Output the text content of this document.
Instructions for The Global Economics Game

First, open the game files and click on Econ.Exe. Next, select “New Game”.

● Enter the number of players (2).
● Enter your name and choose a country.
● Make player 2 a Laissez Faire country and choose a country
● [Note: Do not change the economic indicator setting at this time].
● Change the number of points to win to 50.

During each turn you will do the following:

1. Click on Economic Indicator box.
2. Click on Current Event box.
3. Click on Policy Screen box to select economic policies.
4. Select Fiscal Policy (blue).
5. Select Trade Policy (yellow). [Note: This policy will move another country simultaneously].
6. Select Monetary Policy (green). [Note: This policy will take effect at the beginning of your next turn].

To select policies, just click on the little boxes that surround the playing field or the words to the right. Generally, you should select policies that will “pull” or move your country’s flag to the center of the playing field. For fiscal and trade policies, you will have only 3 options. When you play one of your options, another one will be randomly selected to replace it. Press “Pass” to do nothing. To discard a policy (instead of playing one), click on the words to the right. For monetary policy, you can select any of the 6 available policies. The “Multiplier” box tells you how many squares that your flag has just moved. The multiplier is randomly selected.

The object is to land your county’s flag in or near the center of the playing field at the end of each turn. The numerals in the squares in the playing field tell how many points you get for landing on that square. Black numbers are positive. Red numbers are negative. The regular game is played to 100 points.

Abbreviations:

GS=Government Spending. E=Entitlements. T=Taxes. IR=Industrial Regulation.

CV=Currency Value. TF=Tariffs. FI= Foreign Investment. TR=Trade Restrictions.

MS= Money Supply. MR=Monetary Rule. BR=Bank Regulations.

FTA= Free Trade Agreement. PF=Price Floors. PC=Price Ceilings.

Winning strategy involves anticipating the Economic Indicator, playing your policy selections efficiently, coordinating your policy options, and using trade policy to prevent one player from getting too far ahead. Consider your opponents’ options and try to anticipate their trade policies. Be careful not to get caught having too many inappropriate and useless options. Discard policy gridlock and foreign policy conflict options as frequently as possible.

┄┄┄┄┄┄┄┄┄┄┄┄┄┄┄┄┄┄┄┄

Stated exercise » Repeat every record, keeping each word and mark exactly as it is.

Expected output »
Output the text content of this document.
Instructions for The Global Economics Game

First, open the game files and click on Econ.Exe. Next, select “New Game”.

● Enter the number of players (2).
● Enter your name and choose a country.
● Make player 2 a Laissez Faire country and choose a country
● [Note: Do not change the economic indicator setting at this time].
● Change the number of points to win to 50.

During each turn you will do the following:

1. Click on Economic Indicator box.
2. Click on Current Event box.
3. Click on Policy Screen box to select economic policies.
4. Select Fiscal Policy (blue).
5. Select Trade Policy (yellow). [Note: This policy will move another country simultaneously].
6. Select Monetary Policy (green). [Note: This policy will take effect at the beginning of your next turn].

To select policies, just click on the little boxes that surround the playing field or the words to the right. Generally, you should select policies that will “pull” or move your country’s flag to the center of the playing field. For fiscal and trade policies, you will have only 3 options. When you play one of your options, another one will be randomly selected to replace it. Press “Pass” to do nothing. To discard a policy (instead of playing one), click on the words to the right. For monetary policy, you can select any of the 6 available policies. The “Multiplier” box tells you how many squares that your flag has just moved. The multiplier is randomly selected.

The object is to land your county’s flag in or near the center of the playing field at the end of each turn. The numerals in the squares in the playing field tell how many points you get for landing on that square. Black numbers are positive. Red numbers are negative. The regular game is played to 100 points.

Abbreviations:

GS=Government Spending. E=Entitlements. T=Taxes. IR=Industrial Regulation.

CV=Currency Value. TF=Tariffs. FI= Foreign Investment. TR=Trade Restrictions.

MS= Money Supply. MR=Monetary Rule. BR=Bank Regulations.

FTA= Free Trade Agreement. PF=Price Floors. PC=Price Ceilings.

Winning strategy involves anticipating the Economic Indicator, playing your policy selections efficiently, coordinating your policy options, and using trade policy to prevent one player from getting too far ahead. Consider your opponents’ options and try to anticipate their trade policies. Be careful not to get caught having too many inappropriate and useless options. Discard policy gridlock and foreign policy conflict options as frequently as possible.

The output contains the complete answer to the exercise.